**Item position entries**.
######

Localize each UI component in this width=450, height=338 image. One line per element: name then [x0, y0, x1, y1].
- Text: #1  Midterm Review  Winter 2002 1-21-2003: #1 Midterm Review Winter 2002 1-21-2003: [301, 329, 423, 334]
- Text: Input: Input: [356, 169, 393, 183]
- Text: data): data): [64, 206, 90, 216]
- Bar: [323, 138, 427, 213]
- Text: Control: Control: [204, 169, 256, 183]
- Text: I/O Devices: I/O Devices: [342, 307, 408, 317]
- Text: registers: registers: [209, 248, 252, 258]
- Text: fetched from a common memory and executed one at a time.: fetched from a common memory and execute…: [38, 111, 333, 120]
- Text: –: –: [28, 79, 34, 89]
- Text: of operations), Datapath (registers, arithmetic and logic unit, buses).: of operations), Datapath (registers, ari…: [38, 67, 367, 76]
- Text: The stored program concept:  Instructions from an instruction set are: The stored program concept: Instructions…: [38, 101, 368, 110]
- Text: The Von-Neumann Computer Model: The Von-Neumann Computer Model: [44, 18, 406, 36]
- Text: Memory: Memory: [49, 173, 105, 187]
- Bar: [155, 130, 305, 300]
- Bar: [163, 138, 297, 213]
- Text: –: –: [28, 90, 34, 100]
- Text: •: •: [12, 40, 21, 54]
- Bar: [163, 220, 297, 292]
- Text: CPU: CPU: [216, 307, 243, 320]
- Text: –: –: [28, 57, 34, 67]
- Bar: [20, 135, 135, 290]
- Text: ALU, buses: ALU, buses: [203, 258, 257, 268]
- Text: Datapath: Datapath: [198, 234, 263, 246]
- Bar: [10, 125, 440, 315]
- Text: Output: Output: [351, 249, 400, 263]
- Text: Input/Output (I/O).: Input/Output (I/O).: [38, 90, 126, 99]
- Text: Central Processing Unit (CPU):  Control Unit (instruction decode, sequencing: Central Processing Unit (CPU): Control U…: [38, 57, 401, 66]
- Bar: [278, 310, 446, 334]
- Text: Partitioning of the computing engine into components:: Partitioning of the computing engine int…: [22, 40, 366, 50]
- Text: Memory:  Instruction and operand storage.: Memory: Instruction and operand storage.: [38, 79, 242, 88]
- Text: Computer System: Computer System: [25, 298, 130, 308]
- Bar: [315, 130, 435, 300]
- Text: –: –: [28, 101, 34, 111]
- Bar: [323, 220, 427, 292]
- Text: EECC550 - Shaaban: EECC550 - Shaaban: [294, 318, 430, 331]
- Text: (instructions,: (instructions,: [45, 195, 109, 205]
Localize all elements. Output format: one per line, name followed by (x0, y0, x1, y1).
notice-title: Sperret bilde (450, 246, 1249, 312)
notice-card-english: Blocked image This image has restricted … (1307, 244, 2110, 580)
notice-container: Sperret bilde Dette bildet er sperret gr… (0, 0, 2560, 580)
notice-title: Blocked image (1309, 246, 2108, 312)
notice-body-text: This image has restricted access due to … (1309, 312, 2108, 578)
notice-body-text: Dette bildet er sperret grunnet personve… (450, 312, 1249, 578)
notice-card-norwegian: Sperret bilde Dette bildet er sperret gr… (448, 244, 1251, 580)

######

**WRITTEN INSTRUCTION**.
Can you copy every line of the entries above, character for character, without changing anything?

**FINAL RESULT**.
Localize each UI component in this width=450, height=338 image. One line per element: name then [x0, y0, x1, y1].
- Text: #1  Midterm Review  Winter 2002 1-21-2003: #1 Midterm Review Winter 2002 1-21-2003: [301, 329, 423, 334]
- Text: Input: Input: [356, 169, 393, 183]
- Text: data): data): [64, 206, 90, 216]
- Bar: [323, 138, 427, 213]
- Text: Control: Control: [204, 169, 256, 183]
- Text: I/O Devices: I/O Devices: [342, 307, 408, 317]
- Text: registers: registers: [209, 248, 252, 258]
- Text: fetched from a common memory and executed one at a time.: fetched from a common memory and execute…: [38, 111, 333, 120]
- Text: –: –: [28, 79, 34, 89]
- Text: of operations), Datapath (registers, arithmetic and logic unit, buses).: of operations), Datapath (registers, ari…: [38, 67, 367, 76]
- Text: The stored program concept:  Instructions from an instruction set are: The stored program concept: Instructions…: [38, 101, 368, 110]
- Text: The Von-Neumann Computer Model: The Von-Neumann Computer Model: [44, 18, 406, 36]
- Text: Memory: Memory: [49, 173, 105, 187]
- Bar: [155, 130, 305, 300]
- Bar: [163, 138, 297, 213]
- Text: –: –: [28, 90, 34, 100]
- Text: •: •: [12, 40, 21, 54]
- Bar: [163, 220, 297, 292]
- Text: CPU: CPU: [216, 307, 243, 320]
- Text: –: –: [28, 57, 34, 67]
- Bar: [20, 135, 135, 290]
- Text: ALU, buses: ALU, buses: [203, 258, 257, 268]
- Text: Datapath: Datapath: [198, 234, 263, 246]
- Bar: [10, 125, 440, 315]
- Text: Output: Output: [351, 249, 400, 263]
- Text: Input/Output (I/O).: Input/Output (I/O).: [38, 90, 126, 99]
- Text: Central Processing Unit (CPU):  Control Unit (instruction decode, sequencing: Central Processing Unit (CPU): Control U…: [38, 57, 401, 66]
- Bar: [278, 310, 446, 334]
- Text: Partitioning of the computing engine into components:: Partitioning of the computing engine int…: [22, 40, 366, 50]
- Text: Memory:  Instruction and operand storage.: Memory: Instruction and operand storage.: [38, 79, 242, 88]
- Text: Computer System: Computer System: [25, 298, 130, 308]
- Bar: [315, 130, 435, 300]
- Text: –: –: [28, 101, 34, 111]
- Bar: [323, 220, 427, 292]
- Text: EECC550 - Shaaban: EECC550 - Shaaban: [294, 318, 430, 331]
- Text: (instructions,: (instructions,: [45, 195, 109, 205]
Localize all elements. Output format: one per line, name followed by (x0, y0, x1, y1).
notice-title: Sperret bilde (450, 246, 1249, 312)
notice-card-english: Blocked image This image has restricted … (1307, 244, 2110, 580)
notice-container: Sperret bilde Dette bildet er sperret gr… (0, 0, 2560, 580)
notice-title: Blocked image (1309, 246, 2108, 312)
notice-body-text: This image has restricted access due to … (1309, 312, 2108, 578)
notice-body-text: Dette bildet er sperret grunnet personve… (450, 312, 1249, 578)
notice-card-norwegian: Sperret bilde Dette bildet er sperret gr… (448, 244, 1251, 580)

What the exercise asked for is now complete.